*Aim of the task*.
Below are records; count the lines that contain "Size" and give only the total.

*Task data*.
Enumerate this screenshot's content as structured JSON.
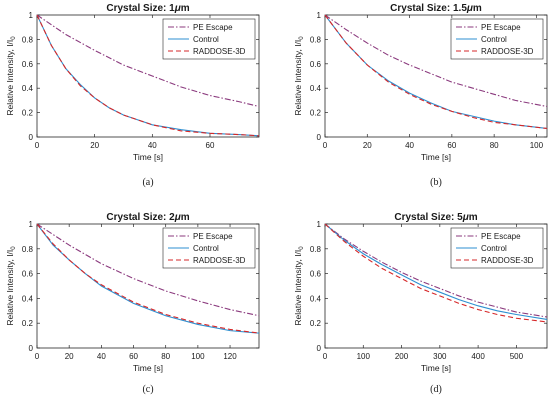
{
  "chart_data": [
    {
      "type": "line",
      "caption": "(a)",
      "title_prefix": "Crystal Size: 1",
      "title_unit": "m",
      "xlabel": "Time [s]",
      "ylabel_main": "Relative Intensity, I/I",
      "ylabel_sub": "0",
      "xlim": [
        0,
        77
      ],
      "ylim": [
        0,
        1
      ],
      "xticks": [
        0,
        20,
        40,
        60
      ],
      "yticks": [
        0,
        0.2,
        0.4,
        0.6,
        0.8,
        1
      ],
      "legend_position": "top-right",
      "series": [
        {
          "name": "PE Escape",
          "color": "#8b3a7e",
          "dash": "dashdot",
          "points": [
            [
              0,
              1
            ],
            [
              10,
              0.84
            ],
            [
              20,
              0.71
            ],
            [
              30,
              0.59
            ],
            [
              40,
              0.5
            ],
            [
              50,
              0.41
            ],
            [
              60,
              0.34
            ],
            [
              70,
              0.29
            ],
            [
              77,
              0.25
            ]
          ]
        },
        {
          "name": "Control",
          "color": "#2e8fd0",
          "dash": "solid",
          "points": [
            [
              0,
              1
            ],
            [
              5,
              0.75
            ],
            [
              10,
              0.56
            ],
            [
              15,
              0.43
            ],
            [
              20,
              0.32
            ],
            [
              25,
              0.24
            ],
            [
              30,
              0.18
            ],
            [
              40,
              0.1
            ],
            [
              50,
              0.06
            ],
            [
              60,
              0.03
            ],
            [
              70,
              0.02
            ],
            [
              77,
              0.01
            ]
          ]
        },
        {
          "name": "RADDOSE-3D",
          "color": "#d62728",
          "dash": "dashed",
          "points": [
            [
              0,
              1
            ],
            [
              5,
              0.75
            ],
            [
              10,
              0.56
            ],
            [
              15,
              0.42
            ],
            [
              20,
              0.32
            ],
            [
              25,
              0.24
            ],
            [
              30,
              0.18
            ],
            [
              40,
              0.1
            ],
            [
              50,
              0.05
            ],
            [
              60,
              0.03
            ],
            [
              70,
              0.02
            ],
            [
              77,
              0.01
            ]
          ]
        }
      ]
    },
    {
      "type": "line",
      "caption": "(b)",
      "title_prefix": "Crystal Size: 1.5",
      "title_unit": "m",
      "xlabel": "Time [s]",
      "ylabel_main": "Relative Intensity, I/I",
      "ylabel_sub": "0",
      "xlim": [
        0,
        105
      ],
      "ylim": [
        0,
        1
      ],
      "xticks": [
        0,
        20,
        40,
        60,
        80,
        100
      ],
      "yticks": [
        0,
        0.2,
        0.4,
        0.6,
        0.8,
        1
      ],
      "legend_position": "top-right",
      "series": [
        {
          "name": "PE Escape",
          "color": "#8b3a7e",
          "dash": "dashdot",
          "points": [
            [
              0,
              1
            ],
            [
              10,
              0.88
            ],
            [
              20,
              0.77
            ],
            [
              30,
              0.67
            ],
            [
              40,
              0.59
            ],
            [
              50,
              0.52
            ],
            [
              60,
              0.45
            ],
            [
              70,
              0.4
            ],
            [
              80,
              0.35
            ],
            [
              90,
              0.3
            ],
            [
              105,
              0.25
            ]
          ]
        },
        {
          "name": "Control",
          "color": "#2e8fd0",
          "dash": "solid",
          "points": [
            [
              0,
              1
            ],
            [
              10,
              0.77
            ],
            [
              20,
              0.59
            ],
            [
              30,
              0.46
            ],
            [
              40,
              0.36
            ],
            [
              50,
              0.28
            ],
            [
              60,
              0.21
            ],
            [
              70,
              0.17
            ],
            [
              80,
              0.13
            ],
            [
              90,
              0.1
            ],
            [
              105,
              0.07
            ]
          ]
        },
        {
          "name": "RADDOSE-3D",
          "color": "#d62728",
          "dash": "dashed",
          "points": [
            [
              0,
              1
            ],
            [
              10,
              0.77
            ],
            [
              20,
              0.59
            ],
            [
              30,
              0.45
            ],
            [
              40,
              0.35
            ],
            [
              50,
              0.27
            ],
            [
              60,
              0.21
            ],
            [
              70,
              0.16
            ],
            [
              80,
              0.12
            ],
            [
              90,
              0.1
            ],
            [
              105,
              0.07
            ]
          ]
        }
      ]
    },
    {
      "type": "line",
      "caption": "(c)",
      "title_prefix": "Crystal Size: 2",
      "title_unit": "m",
      "xlabel": "Time [s]",
      "ylabel_main": "Relative Intensity, I/I",
      "ylabel_sub": "0",
      "xlim": [
        0,
        138
      ],
      "ylim": [
        0,
        1
      ],
      "xticks": [
        0,
        20,
        40,
        60,
        80,
        100,
        120
      ],
      "yticks": [
        0,
        0.2,
        0.4,
        0.6,
        0.8,
        1
      ],
      "legend_position": "top-right",
      "series": [
        {
          "name": "PE Escape",
          "color": "#8b3a7e",
          "dash": "dashdot",
          "points": [
            [
              0,
              1
            ],
            [
              20,
              0.83
            ],
            [
              40,
              0.68
            ],
            [
              60,
              0.56
            ],
            [
              80,
              0.46
            ],
            [
              100,
              0.38
            ],
            [
              120,
              0.31
            ],
            [
              138,
              0.26
            ]
          ]
        },
        {
          "name": "Control",
          "color": "#2e8fd0",
          "dash": "solid",
          "points": [
            [
              0,
              1
            ],
            [
              10,
              0.83
            ],
            [
              20,
              0.71
            ],
            [
              30,
              0.6
            ],
            [
              40,
              0.5
            ],
            [
              60,
              0.36
            ],
            [
              80,
              0.26
            ],
            [
              100,
              0.19
            ],
            [
              120,
              0.14
            ],
            [
              138,
              0.12
            ]
          ]
        },
        {
          "name": "RADDOSE-3D",
          "color": "#d62728",
          "dash": "dashed",
          "points": [
            [
              0,
              1
            ],
            [
              10,
              0.84
            ],
            [
              20,
              0.71
            ],
            [
              30,
              0.6
            ],
            [
              40,
              0.51
            ],
            [
              60,
              0.37
            ],
            [
              80,
              0.27
            ],
            [
              100,
              0.2
            ],
            [
              120,
              0.15
            ],
            [
              138,
              0.12
            ]
          ]
        }
      ]
    },
    {
      "type": "line",
      "caption": "(d)",
      "title_prefix": "Crystal Size: 5",
      "title_unit": "m",
      "xlabel": "Time [s]",
      "ylabel_main": "Relative Intensity, I/I",
      "ylabel_sub": "0",
      "xlim": [
        0,
        580
      ],
      "ylim": [
        0,
        1
      ],
      "xticks": [
        0,
        100,
        200,
        300,
        400,
        500
      ],
      "yticks": [
        0,
        0.2,
        0.4,
        0.6,
        0.8,
        1
      ],
      "legend_position": "top-right",
      "series": [
        {
          "name": "PE Escape",
          "color": "#8b3a7e",
          "dash": "dashdot",
          "points": [
            [
              0,
              1
            ],
            [
              50,
              0.88
            ],
            [
              100,
              0.78
            ],
            [
              150,
              0.69
            ],
            [
              200,
              0.61
            ],
            [
              250,
              0.54
            ],
            [
              300,
              0.48
            ],
            [
              350,
              0.42
            ],
            [
              400,
              0.37
            ],
            [
              450,
              0.33
            ],
            [
              500,
              0.29
            ],
            [
              580,
              0.25
            ]
          ]
        },
        {
          "name": "Control",
          "color": "#2e8fd0",
          "dash": "solid",
          "points": [
            [
              0,
              1
            ],
            [
              50,
              0.87
            ],
            [
              100,
              0.76
            ],
            [
              150,
              0.67
            ],
            [
              200,
              0.59
            ],
            [
              250,
              0.51
            ],
            [
              300,
              0.45
            ],
            [
              350,
              0.39
            ],
            [
              400,
              0.34
            ],
            [
              450,
              0.3
            ],
            [
              500,
              0.27
            ],
            [
              580,
              0.23
            ]
          ]
        },
        {
          "name": "RADDOSE-3D",
          "color": "#d62728",
          "dash": "dashed",
          "points": [
            [
              0,
              1
            ],
            [
              50,
              0.86
            ],
            [
              100,
              0.74
            ],
            [
              150,
              0.64
            ],
            [
              200,
              0.56
            ],
            [
              250,
              0.48
            ],
            [
              300,
              0.42
            ],
            [
              350,
              0.36
            ],
            [
              400,
              0.31
            ],
            [
              450,
              0.27
            ],
            [
              500,
              0.24
            ],
            [
              580,
              0.21
            ]
          ]
        }
      ]
    }
  ]
}
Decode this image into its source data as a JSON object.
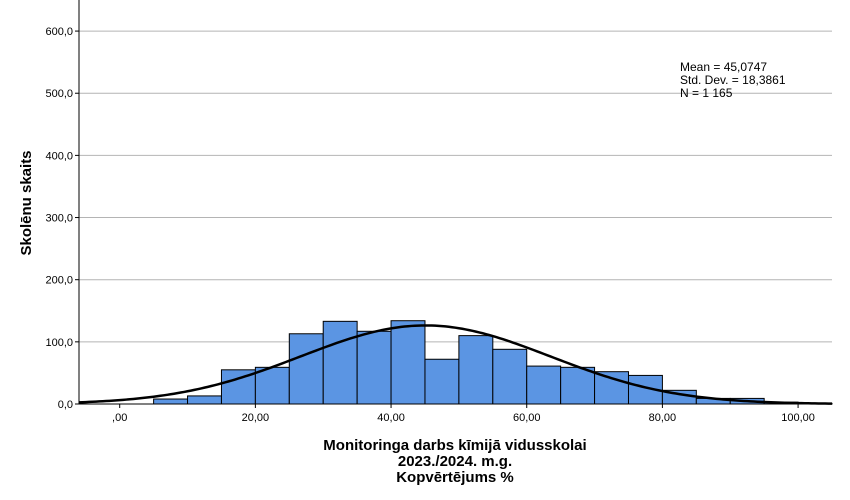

*Reply to the exercise*.
4